EXTRACTED DATA>
◆ ◆ ◆ ◆ ◆ ◆ ◆
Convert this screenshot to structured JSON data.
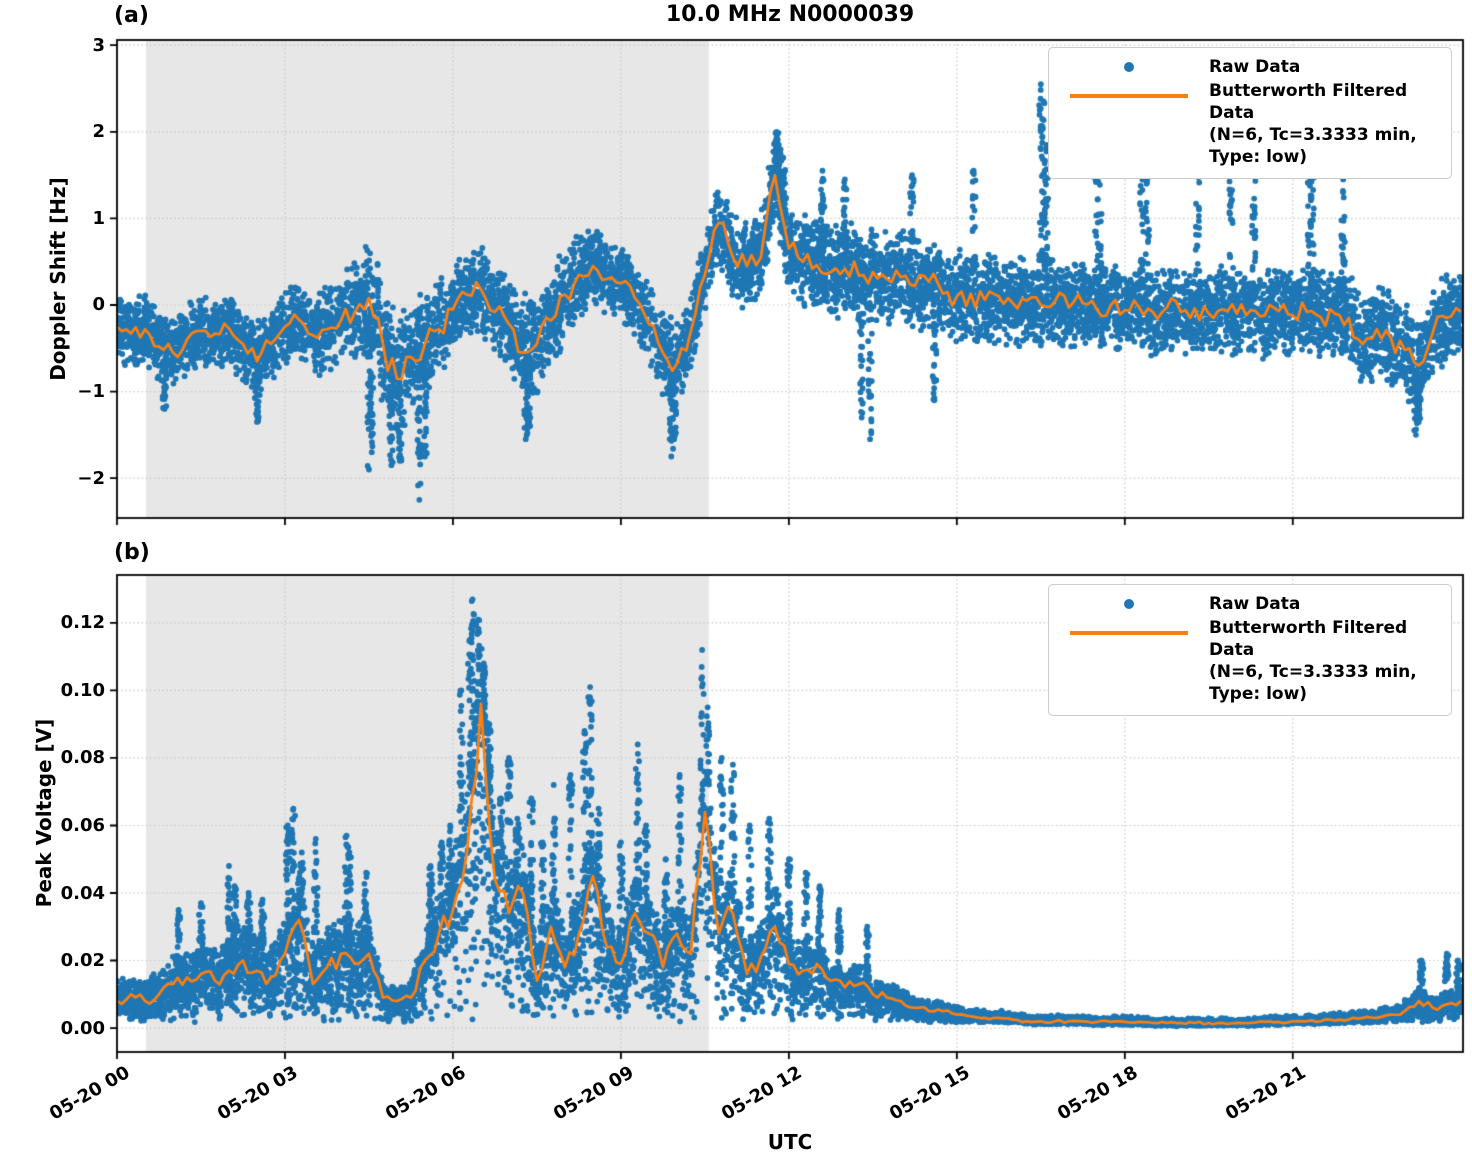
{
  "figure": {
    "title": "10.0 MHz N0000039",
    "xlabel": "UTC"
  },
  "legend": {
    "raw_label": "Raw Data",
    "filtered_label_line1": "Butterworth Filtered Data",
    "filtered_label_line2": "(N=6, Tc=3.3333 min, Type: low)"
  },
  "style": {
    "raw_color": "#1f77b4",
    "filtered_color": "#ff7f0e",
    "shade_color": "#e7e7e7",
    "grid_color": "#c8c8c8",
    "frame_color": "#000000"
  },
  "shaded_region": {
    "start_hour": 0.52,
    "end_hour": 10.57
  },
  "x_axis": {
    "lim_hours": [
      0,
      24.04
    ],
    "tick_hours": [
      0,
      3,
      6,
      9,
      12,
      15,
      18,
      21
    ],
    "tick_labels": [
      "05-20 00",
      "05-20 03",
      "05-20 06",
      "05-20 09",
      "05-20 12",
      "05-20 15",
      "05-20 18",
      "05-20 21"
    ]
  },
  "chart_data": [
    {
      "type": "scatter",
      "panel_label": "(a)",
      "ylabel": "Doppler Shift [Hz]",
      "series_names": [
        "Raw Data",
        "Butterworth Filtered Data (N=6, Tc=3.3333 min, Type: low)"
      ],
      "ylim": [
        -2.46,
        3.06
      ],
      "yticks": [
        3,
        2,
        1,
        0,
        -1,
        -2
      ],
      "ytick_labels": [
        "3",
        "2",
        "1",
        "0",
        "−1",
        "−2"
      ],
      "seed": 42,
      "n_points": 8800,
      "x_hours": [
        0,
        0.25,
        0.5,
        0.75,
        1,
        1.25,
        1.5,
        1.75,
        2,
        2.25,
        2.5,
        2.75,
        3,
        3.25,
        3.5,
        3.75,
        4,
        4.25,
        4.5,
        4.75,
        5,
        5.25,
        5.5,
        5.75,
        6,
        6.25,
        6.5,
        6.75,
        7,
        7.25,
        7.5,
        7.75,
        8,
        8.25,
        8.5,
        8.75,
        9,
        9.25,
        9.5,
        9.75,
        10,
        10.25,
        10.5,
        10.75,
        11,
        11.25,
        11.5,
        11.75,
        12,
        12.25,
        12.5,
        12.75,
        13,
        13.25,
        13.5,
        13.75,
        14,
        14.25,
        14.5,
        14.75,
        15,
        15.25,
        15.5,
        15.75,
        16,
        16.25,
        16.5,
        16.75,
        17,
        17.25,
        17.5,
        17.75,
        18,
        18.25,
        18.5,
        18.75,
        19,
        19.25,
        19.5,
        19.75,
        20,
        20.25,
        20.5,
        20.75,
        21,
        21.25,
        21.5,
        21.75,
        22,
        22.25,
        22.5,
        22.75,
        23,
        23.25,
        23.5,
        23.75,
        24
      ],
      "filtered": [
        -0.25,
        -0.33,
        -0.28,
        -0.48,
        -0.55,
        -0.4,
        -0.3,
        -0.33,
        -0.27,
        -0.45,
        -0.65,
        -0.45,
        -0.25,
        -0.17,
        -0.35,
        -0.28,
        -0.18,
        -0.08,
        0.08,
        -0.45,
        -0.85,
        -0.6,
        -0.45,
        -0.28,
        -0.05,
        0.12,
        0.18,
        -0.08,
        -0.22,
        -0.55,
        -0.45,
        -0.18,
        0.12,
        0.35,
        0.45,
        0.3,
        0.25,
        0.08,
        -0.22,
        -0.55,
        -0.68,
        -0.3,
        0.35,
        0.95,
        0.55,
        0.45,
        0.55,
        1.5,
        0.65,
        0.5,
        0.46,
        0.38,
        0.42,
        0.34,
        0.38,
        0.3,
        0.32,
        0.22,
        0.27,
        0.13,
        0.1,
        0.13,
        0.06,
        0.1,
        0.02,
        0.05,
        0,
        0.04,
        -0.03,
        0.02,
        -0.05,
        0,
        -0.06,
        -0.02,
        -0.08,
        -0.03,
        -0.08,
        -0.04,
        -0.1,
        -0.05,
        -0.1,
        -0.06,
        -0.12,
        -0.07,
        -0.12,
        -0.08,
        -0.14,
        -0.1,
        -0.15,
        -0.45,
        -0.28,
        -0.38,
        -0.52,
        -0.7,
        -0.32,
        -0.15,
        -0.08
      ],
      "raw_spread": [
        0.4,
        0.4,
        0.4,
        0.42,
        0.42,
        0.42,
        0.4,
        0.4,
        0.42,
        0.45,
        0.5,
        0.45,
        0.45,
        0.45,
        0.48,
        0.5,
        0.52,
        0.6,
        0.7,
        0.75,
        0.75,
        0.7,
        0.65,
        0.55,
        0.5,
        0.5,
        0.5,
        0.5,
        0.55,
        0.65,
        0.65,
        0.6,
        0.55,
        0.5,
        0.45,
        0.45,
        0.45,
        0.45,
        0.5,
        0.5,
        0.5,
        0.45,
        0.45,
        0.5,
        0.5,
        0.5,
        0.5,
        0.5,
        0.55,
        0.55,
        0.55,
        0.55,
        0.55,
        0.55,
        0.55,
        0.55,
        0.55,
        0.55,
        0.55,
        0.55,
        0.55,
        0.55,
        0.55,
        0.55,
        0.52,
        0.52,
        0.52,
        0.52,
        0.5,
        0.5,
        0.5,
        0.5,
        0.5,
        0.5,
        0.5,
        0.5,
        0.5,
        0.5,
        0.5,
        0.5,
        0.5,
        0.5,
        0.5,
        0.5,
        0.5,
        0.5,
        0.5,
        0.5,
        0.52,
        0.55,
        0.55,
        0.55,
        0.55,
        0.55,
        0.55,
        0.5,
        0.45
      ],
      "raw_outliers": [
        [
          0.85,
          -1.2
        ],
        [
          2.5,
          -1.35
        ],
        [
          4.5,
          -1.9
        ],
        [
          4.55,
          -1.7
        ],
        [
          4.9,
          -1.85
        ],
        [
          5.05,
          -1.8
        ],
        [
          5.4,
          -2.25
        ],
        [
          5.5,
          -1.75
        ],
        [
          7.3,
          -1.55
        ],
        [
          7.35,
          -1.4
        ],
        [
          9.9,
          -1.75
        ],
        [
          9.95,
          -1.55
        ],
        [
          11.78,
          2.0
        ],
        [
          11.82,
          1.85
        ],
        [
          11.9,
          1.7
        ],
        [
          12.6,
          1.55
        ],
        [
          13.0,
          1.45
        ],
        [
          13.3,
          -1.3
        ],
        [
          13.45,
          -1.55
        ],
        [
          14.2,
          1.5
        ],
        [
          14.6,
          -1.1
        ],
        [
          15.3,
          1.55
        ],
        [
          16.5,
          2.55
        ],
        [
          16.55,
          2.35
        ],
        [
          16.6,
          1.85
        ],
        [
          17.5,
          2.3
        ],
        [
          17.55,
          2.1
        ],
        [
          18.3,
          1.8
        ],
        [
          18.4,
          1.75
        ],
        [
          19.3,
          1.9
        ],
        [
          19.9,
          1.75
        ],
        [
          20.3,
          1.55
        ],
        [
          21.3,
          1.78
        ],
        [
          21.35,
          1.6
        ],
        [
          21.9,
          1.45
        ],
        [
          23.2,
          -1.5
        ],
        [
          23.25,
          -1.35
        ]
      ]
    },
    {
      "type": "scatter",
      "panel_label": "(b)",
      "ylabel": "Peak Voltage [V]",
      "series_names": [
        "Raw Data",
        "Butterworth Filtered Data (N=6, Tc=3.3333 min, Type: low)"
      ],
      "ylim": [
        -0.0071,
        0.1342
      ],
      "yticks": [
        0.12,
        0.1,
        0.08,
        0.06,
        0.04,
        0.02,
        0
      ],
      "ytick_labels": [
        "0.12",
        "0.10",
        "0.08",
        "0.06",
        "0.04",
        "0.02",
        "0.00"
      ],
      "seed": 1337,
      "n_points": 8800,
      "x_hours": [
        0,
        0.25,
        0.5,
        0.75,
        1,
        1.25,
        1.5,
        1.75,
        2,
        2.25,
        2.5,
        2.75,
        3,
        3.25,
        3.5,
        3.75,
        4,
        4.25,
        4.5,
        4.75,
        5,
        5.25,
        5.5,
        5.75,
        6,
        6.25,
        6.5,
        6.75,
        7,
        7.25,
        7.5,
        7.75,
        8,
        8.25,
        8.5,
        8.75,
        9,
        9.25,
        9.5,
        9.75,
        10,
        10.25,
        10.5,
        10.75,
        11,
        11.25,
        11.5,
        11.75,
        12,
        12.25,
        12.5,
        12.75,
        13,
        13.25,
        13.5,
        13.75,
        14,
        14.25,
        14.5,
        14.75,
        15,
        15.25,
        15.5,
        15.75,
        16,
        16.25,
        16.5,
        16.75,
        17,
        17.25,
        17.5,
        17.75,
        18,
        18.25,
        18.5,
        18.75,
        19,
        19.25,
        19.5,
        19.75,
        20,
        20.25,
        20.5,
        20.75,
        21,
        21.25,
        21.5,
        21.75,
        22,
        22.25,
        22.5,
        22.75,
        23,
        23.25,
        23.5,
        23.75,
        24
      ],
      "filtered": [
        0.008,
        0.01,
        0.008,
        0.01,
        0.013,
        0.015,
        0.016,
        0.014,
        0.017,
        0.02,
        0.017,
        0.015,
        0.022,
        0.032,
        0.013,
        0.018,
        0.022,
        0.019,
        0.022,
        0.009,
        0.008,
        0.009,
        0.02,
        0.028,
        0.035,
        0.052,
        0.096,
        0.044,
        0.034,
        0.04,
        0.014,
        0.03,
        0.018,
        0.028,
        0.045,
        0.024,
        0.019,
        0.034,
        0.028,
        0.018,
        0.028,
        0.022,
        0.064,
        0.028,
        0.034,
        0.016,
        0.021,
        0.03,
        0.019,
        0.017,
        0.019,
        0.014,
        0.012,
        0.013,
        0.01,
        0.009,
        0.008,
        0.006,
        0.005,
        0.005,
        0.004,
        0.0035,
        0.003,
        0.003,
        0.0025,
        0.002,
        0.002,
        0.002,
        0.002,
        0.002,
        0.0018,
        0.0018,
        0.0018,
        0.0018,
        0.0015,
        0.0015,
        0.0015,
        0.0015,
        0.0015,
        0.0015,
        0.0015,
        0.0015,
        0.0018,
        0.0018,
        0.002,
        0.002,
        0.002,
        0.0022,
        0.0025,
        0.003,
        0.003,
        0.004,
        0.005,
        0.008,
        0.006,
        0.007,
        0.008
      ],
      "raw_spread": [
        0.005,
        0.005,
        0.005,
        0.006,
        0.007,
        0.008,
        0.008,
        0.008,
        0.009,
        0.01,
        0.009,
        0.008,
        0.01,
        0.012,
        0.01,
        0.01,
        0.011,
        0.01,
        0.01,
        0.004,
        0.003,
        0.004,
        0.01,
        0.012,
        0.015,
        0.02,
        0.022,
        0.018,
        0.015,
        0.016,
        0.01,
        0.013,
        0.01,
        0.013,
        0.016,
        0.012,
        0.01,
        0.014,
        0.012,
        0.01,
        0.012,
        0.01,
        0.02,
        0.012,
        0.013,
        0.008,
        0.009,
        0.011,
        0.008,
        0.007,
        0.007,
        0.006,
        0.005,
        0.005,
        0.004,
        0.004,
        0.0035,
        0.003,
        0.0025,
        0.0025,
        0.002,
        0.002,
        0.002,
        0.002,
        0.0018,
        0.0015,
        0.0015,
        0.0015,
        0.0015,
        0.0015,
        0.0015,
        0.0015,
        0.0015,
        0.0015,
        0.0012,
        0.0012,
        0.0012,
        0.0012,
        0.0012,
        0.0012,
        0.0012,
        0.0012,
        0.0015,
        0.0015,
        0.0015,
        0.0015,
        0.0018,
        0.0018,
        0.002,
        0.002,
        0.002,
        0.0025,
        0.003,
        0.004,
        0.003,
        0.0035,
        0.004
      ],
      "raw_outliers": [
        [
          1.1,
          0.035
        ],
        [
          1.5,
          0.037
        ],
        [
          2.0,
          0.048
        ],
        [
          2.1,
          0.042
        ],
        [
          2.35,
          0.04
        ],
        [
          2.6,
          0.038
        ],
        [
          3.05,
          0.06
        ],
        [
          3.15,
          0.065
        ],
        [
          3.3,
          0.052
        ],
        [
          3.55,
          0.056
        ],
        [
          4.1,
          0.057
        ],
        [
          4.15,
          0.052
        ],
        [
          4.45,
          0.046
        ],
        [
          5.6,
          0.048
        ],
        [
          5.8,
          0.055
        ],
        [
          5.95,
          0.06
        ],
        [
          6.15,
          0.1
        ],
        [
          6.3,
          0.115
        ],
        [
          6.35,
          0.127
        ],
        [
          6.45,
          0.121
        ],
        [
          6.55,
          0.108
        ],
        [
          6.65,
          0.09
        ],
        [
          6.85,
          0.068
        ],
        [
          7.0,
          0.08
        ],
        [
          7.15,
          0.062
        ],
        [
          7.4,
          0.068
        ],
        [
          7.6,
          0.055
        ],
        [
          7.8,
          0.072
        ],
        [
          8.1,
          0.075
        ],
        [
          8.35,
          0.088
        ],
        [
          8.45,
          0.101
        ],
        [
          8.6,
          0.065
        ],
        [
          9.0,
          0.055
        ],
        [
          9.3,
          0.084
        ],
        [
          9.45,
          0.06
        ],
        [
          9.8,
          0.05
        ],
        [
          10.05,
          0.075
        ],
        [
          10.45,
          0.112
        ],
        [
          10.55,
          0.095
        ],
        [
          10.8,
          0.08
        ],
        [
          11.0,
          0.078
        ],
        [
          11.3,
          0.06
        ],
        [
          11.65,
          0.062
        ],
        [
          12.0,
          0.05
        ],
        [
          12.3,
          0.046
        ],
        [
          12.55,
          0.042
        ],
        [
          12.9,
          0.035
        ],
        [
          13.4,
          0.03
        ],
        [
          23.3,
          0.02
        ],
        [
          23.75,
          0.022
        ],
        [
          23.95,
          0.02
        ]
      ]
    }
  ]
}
◆ ◆ ◆ ◆ ◆ ◆ ◆
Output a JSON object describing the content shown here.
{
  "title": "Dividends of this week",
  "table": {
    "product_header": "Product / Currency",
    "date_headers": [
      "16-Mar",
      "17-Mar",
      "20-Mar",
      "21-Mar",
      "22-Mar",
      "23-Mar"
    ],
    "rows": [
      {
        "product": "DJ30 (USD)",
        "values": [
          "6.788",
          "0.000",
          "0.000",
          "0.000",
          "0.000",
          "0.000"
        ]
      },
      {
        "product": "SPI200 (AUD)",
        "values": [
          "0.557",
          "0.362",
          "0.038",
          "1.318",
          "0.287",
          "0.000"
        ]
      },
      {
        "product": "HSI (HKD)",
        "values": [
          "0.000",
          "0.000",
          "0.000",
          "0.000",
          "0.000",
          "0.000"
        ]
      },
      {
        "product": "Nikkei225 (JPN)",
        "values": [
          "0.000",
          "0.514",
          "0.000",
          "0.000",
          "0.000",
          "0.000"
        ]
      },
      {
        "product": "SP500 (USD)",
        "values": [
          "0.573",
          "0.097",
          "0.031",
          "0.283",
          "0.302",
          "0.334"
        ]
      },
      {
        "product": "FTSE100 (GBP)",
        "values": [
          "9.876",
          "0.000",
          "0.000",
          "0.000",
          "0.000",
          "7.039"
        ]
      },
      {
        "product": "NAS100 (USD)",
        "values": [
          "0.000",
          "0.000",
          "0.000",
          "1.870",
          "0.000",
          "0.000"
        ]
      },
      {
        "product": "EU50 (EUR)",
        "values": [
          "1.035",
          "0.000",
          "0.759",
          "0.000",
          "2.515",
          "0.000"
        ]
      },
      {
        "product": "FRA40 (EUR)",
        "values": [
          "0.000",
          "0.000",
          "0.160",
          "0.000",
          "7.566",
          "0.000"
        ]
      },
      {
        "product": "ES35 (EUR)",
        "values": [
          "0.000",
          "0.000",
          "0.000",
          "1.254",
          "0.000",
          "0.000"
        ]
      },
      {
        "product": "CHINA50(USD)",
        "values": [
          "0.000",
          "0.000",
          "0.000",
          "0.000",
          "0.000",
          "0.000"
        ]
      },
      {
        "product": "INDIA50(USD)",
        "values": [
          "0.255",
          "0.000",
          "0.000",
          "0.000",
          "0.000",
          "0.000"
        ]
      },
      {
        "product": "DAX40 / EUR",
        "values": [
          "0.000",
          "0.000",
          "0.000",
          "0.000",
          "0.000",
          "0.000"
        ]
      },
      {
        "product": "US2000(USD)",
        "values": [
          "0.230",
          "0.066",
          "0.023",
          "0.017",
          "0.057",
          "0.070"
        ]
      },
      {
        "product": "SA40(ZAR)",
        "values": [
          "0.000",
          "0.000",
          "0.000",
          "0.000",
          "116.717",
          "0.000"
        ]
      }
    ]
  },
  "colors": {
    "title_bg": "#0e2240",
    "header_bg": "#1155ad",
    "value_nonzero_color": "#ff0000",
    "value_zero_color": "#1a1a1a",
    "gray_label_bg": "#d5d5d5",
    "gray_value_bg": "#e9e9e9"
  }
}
◆ ◆ ◆ ◆ ◆ ◆ ◆
Work out how many lines of the listing above include "ylabel". Answer with the number and nothing more.

2